▶ [EXERCISE MATERIAL]:
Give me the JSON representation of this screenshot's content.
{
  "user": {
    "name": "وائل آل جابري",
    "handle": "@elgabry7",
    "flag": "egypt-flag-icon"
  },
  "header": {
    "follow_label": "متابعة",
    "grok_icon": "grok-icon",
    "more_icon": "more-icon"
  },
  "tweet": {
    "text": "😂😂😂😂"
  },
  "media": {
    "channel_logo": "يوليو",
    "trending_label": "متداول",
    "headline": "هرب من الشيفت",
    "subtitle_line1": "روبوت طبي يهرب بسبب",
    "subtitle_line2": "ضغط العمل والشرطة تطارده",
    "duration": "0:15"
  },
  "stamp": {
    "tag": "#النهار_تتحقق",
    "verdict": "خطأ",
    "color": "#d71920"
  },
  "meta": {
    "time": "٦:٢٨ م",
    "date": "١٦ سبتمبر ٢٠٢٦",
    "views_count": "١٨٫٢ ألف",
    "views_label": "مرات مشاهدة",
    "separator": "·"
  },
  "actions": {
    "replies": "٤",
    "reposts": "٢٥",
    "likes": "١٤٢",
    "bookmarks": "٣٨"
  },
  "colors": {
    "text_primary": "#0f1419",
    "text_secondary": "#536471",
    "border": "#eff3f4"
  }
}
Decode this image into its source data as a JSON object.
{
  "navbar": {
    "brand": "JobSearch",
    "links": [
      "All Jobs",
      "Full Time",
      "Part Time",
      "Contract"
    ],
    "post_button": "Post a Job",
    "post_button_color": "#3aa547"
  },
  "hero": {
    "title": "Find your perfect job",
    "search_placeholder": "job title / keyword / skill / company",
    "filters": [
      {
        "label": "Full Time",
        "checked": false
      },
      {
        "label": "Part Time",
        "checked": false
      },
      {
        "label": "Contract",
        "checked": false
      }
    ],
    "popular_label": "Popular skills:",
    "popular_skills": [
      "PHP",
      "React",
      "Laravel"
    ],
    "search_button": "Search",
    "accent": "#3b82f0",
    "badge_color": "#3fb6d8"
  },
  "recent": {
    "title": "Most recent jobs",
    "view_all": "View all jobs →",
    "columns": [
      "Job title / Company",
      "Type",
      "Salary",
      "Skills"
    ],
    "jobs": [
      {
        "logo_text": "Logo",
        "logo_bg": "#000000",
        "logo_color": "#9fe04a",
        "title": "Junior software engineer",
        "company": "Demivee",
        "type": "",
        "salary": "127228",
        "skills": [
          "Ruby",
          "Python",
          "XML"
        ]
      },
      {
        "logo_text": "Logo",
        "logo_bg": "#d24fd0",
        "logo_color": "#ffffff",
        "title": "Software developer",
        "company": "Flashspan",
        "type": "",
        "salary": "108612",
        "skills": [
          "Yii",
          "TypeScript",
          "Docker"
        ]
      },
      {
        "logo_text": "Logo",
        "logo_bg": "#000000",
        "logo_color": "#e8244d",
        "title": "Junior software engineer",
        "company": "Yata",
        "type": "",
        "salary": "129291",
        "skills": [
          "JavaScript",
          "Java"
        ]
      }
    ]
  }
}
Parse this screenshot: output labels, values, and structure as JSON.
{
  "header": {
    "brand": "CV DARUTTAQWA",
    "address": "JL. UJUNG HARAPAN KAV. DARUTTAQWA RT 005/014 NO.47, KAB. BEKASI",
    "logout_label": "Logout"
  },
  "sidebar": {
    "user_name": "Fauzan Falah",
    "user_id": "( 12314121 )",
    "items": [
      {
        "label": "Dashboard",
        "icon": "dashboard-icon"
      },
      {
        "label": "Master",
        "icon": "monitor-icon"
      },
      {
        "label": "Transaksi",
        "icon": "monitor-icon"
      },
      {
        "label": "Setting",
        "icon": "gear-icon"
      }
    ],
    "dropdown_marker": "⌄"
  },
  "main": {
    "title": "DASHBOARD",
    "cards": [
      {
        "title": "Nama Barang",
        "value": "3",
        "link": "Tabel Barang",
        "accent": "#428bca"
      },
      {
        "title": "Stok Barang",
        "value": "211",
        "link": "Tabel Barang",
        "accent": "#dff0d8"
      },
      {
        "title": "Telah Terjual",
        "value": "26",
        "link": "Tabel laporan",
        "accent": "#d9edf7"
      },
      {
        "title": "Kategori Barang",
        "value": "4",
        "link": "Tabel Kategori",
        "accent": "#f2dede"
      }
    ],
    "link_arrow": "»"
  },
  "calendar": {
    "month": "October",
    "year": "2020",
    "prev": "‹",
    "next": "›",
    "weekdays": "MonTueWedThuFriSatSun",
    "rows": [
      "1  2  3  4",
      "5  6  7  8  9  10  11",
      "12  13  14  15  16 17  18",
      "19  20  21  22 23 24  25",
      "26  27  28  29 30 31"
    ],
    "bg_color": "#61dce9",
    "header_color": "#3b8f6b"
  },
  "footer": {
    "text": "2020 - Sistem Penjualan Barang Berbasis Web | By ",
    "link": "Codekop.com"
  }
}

▶ [WORK TO BE COMPLETED]: Write out every entry verbatim.

▶ [TASK SOLUTION]:
Give me the JSON representation of this screenshot's content.
{
  "user": {
    "name": "وائل آل جابري",
    "handle": "@elgabry7",
    "flag": "egypt-flag-icon"
  },
  "header": {
    "follow_label": "متابعة",
    "grok_icon": "grok-icon",
    "more_icon": "more-icon"
  },
  "tweet": {
    "text": "😂😂😂😂"
  },
  "media": {
    "channel_logo": "يوليو",
    "trending_label": "متداول",
    "headline": "هرب من الشيفت",
    "subtitle_line1": "روبوت طبي يهرب بسبب",
    "subtitle_line2": "ضغط العمل والشرطة تطارده",
    "duration": "0:15"
  },
  "stamp": {
    "tag": "#النهار_تتحقق",
    "verdict": "خطأ",
    "color": "#d71920"
  },
  "meta": {
    "time": "٦:٢٨ م",
    "date": "١٦ سبتمبر ٢٠٢٦",
    "views_count": "١٨٫٢ ألف",
    "views_label": "مرات مشاهدة",
    "separator": "·"
  },
  "actions": {
    "replies": "٤",
    "reposts": "٢٥",
    "likes": "١٤٢",
    "bookmarks": "٣٨"
  },
  "colors": {
    "text_primary": "#0f1419",
    "text_secondary": "#536471",
    "border": "#eff3f4"
  }
}
Decode this image into its source data as a JSON object.
{
  "navbar": {
    "brand": "JobSearch",
    "links": [
      "All Jobs",
      "Full Time",
      "Part Time",
      "Contract"
    ],
    "post_button": "Post a Job",
    "post_button_color": "#3aa547"
  },
  "hero": {
    "title": "Find your perfect job",
    "search_placeholder": "job title / keyword / skill / company",
    "filters": [
      {
        "label": "Full Time",
        "checked": false
      },
      {
        "label": "Part Time",
        "checked": false
      },
      {
        "label": "Contract",
        "checked": false
      }
    ],
    "popular_label": "Popular skills:",
    "popular_skills": [
      "PHP",
      "React",
      "Laravel"
    ],
    "search_button": "Search",
    "accent": "#3b82f0",
    "badge_color": "#3fb6d8"
  },
  "recent": {
    "title": "Most recent jobs",
    "view_all": "View all jobs →",
    "columns": [
      "Job title / Company",
      "Type",
      "Salary",
      "Skills"
    ],
    "jobs": [
      {
        "logo_text": "Logo",
        "logo_bg": "#000000",
        "logo_color": "#9fe04a",
        "title": "Junior software engineer",
        "company": "Demivee",
        "type": "",
        "salary": "127228",
        "skills": [
          "Ruby",
          "Python",
          "XML"
        ]
      },
      {
        "logo_text": "Logo",
        "logo_bg": "#d24fd0",
        "logo_color": "#ffffff",
        "title": "Software developer",
        "company": "Flashspan",
        "type": "",
        "salary": "108612",
        "skills": [
          "Yii",
          "TypeScript",
          "Docker"
        ]
      },
      {
        "logo_text": "Logo",
        "logo_bg": "#000000",
        "logo_color": "#e8244d",
        "title": "Junior software engineer",
        "company": "Yata",
        "type": "",
        "salary": "129291",
        "skills": [
          "JavaScript",
          "Java"
        ]
      }
    ]
  }
}
Parse this screenshot: output labels, values, and structure as JSON.
{
  "header": {
    "brand": "CV DARUTTAQWA",
    "address": "JL. UJUNG HARAPAN KAV. DARUTTAQWA RT 005/014 NO.47, KAB. BEKASI",
    "logout_label": "Logout"
  },
  "sidebar": {
    "user_name": "Fauzan Falah",
    "user_id": "( 12314121 )",
    "items": [
      {
        "label": "Dashboard",
        "icon": "dashboard-icon"
      },
      {
        "label": "Master",
        "icon": "monitor-icon"
      },
      {
        "label": "Transaksi",
        "icon": "monitor-icon"
      },
      {
        "label": "Setting",
        "icon": "gear-icon"
      }
    ],
    "dropdown_marker": "⌄"
  },
  "main": {
    "title": "DASHBOARD",
    "cards": [
      {
        "title": "Nama Barang",
        "value": "3",
        "link": "Tabel Barang",
        "accent": "#428bca"
      },
      {
        "title": "Stok Barang",
        "value": "211",
        "link": "Tabel Barang",
        "accent": "#dff0d8"
      },
      {
        "title": "Telah Terjual",
        "value": "26",
        "link": "Tabel laporan",
        "accent": "#d9edf7"
      },
      {
        "title": "Kategori Barang",
        "value": "4",
        "link": "Tabel Kategori",
        "accent": "#f2dede"
      }
    ],
    "link_arrow": "»"
  },
  "calendar": {
    "month": "October",
    "year": "2020",
    "prev": "‹",
    "next": "›",
    "weekdays": "MonTueWedThuFriSatSun",
    "rows": [
      "1  2  3  4",
      "5  6  7  8  9  10  11",
      "12  13  14  15  16 17  18",
      "19  20  21  22 23 24  25",
      "26  27  28  29 30 31"
    ],
    "bg_color": "#61dce9",
    "header_color": "#3b8f6b"
  },
  "footer": {
    "text": "2020 - Sistem Penjualan Barang Berbasis Web | By ",
    "link": "Codekop.com"
  }
}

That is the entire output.